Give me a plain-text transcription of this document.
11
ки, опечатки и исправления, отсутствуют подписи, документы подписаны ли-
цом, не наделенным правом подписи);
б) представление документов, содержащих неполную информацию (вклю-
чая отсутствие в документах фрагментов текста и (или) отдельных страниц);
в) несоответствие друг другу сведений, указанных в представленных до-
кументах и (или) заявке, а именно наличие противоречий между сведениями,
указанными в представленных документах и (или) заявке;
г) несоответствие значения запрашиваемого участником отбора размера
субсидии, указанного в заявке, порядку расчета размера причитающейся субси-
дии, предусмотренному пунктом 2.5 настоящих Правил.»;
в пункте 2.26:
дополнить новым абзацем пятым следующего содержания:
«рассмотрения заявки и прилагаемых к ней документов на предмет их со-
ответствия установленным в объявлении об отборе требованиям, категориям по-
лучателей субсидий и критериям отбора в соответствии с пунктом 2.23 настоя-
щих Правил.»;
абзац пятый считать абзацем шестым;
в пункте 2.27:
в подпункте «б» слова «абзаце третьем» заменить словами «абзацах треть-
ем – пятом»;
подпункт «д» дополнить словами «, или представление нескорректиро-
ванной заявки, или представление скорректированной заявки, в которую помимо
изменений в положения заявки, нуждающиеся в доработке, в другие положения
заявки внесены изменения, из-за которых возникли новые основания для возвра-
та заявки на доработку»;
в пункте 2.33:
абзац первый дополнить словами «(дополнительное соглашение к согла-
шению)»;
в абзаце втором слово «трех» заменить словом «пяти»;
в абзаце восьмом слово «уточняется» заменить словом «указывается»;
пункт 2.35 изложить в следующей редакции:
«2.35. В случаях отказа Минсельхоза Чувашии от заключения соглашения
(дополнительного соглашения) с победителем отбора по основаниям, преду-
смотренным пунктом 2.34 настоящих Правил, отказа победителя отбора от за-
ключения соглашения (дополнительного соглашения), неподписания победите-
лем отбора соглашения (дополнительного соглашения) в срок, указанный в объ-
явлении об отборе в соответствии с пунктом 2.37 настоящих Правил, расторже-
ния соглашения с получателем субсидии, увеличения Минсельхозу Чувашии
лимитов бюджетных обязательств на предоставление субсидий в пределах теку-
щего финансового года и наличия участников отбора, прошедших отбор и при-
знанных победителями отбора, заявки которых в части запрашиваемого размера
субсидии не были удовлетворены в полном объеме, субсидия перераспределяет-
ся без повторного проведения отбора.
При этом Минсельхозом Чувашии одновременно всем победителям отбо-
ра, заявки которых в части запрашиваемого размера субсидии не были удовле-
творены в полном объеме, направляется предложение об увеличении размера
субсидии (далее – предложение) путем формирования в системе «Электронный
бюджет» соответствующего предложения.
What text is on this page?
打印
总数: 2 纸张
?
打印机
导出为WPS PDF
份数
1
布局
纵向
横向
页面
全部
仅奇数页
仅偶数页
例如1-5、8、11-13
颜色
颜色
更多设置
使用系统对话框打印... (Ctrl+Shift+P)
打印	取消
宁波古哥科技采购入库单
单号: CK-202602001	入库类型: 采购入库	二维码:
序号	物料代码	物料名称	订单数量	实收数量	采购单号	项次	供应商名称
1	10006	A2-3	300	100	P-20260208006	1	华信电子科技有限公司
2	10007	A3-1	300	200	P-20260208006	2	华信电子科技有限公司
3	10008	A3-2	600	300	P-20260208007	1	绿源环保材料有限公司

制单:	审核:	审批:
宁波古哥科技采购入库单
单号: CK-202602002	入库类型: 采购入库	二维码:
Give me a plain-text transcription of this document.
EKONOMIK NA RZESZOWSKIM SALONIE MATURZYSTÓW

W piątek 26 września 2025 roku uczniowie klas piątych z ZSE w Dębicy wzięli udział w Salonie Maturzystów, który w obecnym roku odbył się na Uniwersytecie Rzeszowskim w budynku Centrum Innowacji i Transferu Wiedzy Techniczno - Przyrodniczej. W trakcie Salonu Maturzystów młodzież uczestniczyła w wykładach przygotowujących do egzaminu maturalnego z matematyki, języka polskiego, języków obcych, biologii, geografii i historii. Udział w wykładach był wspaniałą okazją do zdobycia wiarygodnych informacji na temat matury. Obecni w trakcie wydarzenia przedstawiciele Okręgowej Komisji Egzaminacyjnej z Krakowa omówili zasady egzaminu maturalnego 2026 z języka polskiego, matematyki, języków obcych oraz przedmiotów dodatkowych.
__________________________________________________
- _WORK INSTRUCTIONS_
Say how many lines in this listing hold the string "были", giving the count and nothing more.

- _COMPLETED TASK_
2